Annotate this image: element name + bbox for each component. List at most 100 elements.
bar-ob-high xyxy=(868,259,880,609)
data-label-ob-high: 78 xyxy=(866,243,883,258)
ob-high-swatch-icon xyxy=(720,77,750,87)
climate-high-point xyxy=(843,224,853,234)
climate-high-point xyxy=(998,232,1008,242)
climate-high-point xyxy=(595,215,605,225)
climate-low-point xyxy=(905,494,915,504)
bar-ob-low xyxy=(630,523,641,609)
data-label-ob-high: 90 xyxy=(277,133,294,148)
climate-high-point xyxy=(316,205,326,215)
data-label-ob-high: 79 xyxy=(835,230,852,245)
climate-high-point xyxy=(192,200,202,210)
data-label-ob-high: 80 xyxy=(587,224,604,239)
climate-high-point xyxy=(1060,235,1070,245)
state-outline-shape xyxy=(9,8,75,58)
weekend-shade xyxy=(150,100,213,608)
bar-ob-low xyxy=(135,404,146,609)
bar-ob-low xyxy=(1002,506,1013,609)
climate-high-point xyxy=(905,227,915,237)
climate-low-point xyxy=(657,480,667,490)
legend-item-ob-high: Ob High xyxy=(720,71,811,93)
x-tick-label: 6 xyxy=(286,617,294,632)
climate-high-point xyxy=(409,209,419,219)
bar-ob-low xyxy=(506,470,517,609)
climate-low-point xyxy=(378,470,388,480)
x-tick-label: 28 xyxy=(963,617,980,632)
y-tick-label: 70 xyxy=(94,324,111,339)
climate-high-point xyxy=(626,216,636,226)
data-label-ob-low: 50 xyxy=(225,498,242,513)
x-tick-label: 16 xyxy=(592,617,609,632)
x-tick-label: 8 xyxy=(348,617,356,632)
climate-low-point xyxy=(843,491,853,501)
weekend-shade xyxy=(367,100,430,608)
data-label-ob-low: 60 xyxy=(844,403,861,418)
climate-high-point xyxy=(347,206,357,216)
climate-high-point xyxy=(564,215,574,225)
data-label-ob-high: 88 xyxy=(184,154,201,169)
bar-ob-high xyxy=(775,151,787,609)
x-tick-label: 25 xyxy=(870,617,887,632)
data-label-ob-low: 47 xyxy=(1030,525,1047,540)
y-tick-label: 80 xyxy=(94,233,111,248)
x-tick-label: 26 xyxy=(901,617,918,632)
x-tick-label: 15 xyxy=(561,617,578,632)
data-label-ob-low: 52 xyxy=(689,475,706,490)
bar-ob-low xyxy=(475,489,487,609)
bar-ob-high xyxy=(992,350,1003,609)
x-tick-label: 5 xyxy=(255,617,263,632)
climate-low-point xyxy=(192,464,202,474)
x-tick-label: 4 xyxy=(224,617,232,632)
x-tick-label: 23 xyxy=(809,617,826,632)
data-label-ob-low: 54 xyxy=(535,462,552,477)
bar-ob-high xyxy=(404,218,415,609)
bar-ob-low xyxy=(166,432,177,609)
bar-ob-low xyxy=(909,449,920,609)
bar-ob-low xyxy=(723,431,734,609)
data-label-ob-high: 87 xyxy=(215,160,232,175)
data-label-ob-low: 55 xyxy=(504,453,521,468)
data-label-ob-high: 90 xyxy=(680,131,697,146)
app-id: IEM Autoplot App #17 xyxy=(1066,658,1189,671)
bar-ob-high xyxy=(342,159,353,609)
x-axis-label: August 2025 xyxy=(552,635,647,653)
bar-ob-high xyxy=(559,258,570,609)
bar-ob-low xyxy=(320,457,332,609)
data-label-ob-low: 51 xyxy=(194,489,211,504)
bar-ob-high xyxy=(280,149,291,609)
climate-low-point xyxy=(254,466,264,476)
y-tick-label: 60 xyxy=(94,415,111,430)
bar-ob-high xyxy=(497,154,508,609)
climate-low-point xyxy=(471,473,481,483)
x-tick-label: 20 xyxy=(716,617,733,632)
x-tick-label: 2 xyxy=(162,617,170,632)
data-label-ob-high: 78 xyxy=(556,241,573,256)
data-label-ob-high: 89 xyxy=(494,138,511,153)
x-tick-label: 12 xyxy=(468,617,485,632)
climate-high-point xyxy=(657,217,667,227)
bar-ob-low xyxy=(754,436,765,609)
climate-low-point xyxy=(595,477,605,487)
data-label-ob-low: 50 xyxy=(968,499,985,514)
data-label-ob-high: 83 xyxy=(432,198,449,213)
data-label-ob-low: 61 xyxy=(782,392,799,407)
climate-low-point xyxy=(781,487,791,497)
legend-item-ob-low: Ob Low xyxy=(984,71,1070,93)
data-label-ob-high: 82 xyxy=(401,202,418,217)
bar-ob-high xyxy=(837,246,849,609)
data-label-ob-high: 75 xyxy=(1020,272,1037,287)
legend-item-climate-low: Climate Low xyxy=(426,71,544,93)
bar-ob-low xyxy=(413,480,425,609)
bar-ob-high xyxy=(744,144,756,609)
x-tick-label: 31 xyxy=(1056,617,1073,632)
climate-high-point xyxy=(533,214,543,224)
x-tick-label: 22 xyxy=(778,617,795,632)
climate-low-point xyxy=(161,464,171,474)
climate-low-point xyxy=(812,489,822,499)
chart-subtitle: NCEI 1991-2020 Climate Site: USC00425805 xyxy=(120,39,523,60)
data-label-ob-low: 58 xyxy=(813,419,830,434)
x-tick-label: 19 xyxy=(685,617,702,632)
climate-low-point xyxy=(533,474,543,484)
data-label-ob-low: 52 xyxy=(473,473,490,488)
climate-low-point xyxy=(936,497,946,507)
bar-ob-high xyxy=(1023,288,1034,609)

* * *

▶ **What to produce**: Reproduce every one of the items above word for word.

▶ **Completed exercise**:
Annotate this image: element name + bbox for each component. List at most 100 elements.
bar-ob-high xyxy=(868,259,880,609)
data-label-ob-high: 78 xyxy=(866,243,883,258)
ob-high-swatch-icon xyxy=(720,77,750,87)
climate-high-point xyxy=(843,224,853,234)
climate-high-point xyxy=(998,232,1008,242)
climate-high-point xyxy=(595,215,605,225)
climate-low-point xyxy=(905,494,915,504)
bar-ob-low xyxy=(630,523,641,609)
data-label-ob-high: 90 xyxy=(277,133,294,148)
climate-high-point xyxy=(316,205,326,215)
data-label-ob-high: 79 xyxy=(835,230,852,245)
climate-high-point xyxy=(192,200,202,210)
data-label-ob-high: 80 xyxy=(587,224,604,239)
climate-high-point xyxy=(1060,235,1070,245)
state-outline-shape xyxy=(9,8,75,58)
weekend-shade xyxy=(150,100,213,608)
bar-ob-low xyxy=(135,404,146,609)
bar-ob-low xyxy=(1002,506,1013,609)
climate-high-point xyxy=(905,227,915,237)
climate-low-point xyxy=(657,480,667,490)
legend-item-ob-high: Ob High xyxy=(720,71,811,93)
x-tick-label: 6 xyxy=(286,617,294,632)
climate-high-point xyxy=(409,209,419,219)
bar-ob-low xyxy=(506,470,517,609)
climate-low-point xyxy=(378,470,388,480)
x-tick-label: 28 xyxy=(963,617,980,632)
y-tick-label: 70 xyxy=(94,324,111,339)
climate-high-point xyxy=(626,216,636,226)
data-label-ob-low: 50 xyxy=(225,498,242,513)
x-tick-label: 16 xyxy=(592,617,609,632)
x-tick-label: 8 xyxy=(348,617,356,632)
climate-low-point xyxy=(843,491,853,501)
weekend-shade xyxy=(367,100,430,608)
data-label-ob-low: 60 xyxy=(844,403,861,418)
climate-high-point xyxy=(347,206,357,216)
climate-high-point xyxy=(564,215,574,225)
data-label-ob-high: 88 xyxy=(184,154,201,169)
bar-ob-high xyxy=(775,151,787,609)
x-tick-label: 25 xyxy=(870,617,887,632)
data-label-ob-low: 47 xyxy=(1030,525,1047,540)
y-tick-label: 80 xyxy=(94,233,111,248)
x-tick-label: 26 xyxy=(901,617,918,632)
x-tick-label: 15 xyxy=(561,617,578,632)
data-label-ob-low: 52 xyxy=(689,475,706,490)
bar-ob-low xyxy=(475,489,487,609)
bar-ob-high xyxy=(992,350,1003,609)
x-tick-label: 5 xyxy=(255,617,263,632)
climate-low-point xyxy=(192,464,202,474)
x-tick-label: 4 xyxy=(224,617,232,632)
x-tick-label: 23 xyxy=(809,617,826,632)
data-label-ob-low: 54 xyxy=(535,462,552,477)
bar-ob-high xyxy=(404,218,415,609)
bar-ob-low xyxy=(166,432,177,609)
bar-ob-low xyxy=(909,449,920,609)
bar-ob-low xyxy=(723,431,734,609)
data-label-ob-high: 87 xyxy=(215,160,232,175)
data-label-ob-low: 55 xyxy=(504,453,521,468)
data-label-ob-high: 90 xyxy=(680,131,697,146)
app-id: IEM Autoplot App #17 xyxy=(1066,658,1189,671)
bar-ob-high xyxy=(342,159,353,609)
x-axis-label: August 2025 xyxy=(552,635,647,653)
bar-ob-high xyxy=(559,258,570,609)
bar-ob-low xyxy=(320,457,332,609)
data-label-ob-low: 51 xyxy=(194,489,211,504)
bar-ob-high xyxy=(280,149,291,609)
climate-low-point xyxy=(254,466,264,476)
y-tick-label: 60 xyxy=(94,415,111,430)
bar-ob-high xyxy=(497,154,508,609)
climate-low-point xyxy=(471,473,481,483)
x-tick-label: 20 xyxy=(716,617,733,632)
x-tick-label: 2 xyxy=(162,617,170,632)
data-label-ob-high: 78 xyxy=(556,241,573,256)
data-label-ob-high: 89 xyxy=(494,138,511,153)
x-tick-label: 12 xyxy=(468,617,485,632)
climate-high-point xyxy=(657,217,667,227)
bar-ob-low xyxy=(754,436,765,609)
climate-low-point xyxy=(595,477,605,487)
data-label-ob-low: 50 xyxy=(968,499,985,514)
data-label-ob-high: 83 xyxy=(432,198,449,213)
data-label-ob-low: 61 xyxy=(782,392,799,407)
climate-low-point xyxy=(781,487,791,497)
legend-item-ob-low: Ob Low xyxy=(984,71,1070,93)
data-label-ob-high: 82 xyxy=(401,202,418,217)
bar-ob-high xyxy=(837,246,849,609)
data-label-ob-high: 75 xyxy=(1020,272,1037,287)
legend-item-climate-low: Climate Low xyxy=(426,71,544,93)
bar-ob-low xyxy=(413,480,425,609)
bar-ob-high xyxy=(744,144,756,609)
x-tick-label: 31 xyxy=(1056,617,1073,632)
climate-high-point xyxy=(533,214,543,224)
x-tick-label: 22 xyxy=(778,617,795,632)
climate-low-point xyxy=(161,464,171,474)
climate-low-point xyxy=(812,489,822,499)
chart-subtitle: NCEI 1991-2020 Climate Site: USC00425805 xyxy=(120,39,523,60)
data-label-ob-low: 58 xyxy=(813,419,830,434)
x-tick-label: 19 xyxy=(685,617,702,632)
climate-low-point xyxy=(533,474,543,484)
data-label-ob-low: 52 xyxy=(473,473,490,488)
climate-low-point xyxy=(936,497,946,507)
bar-ob-high xyxy=(1023,288,1034,609)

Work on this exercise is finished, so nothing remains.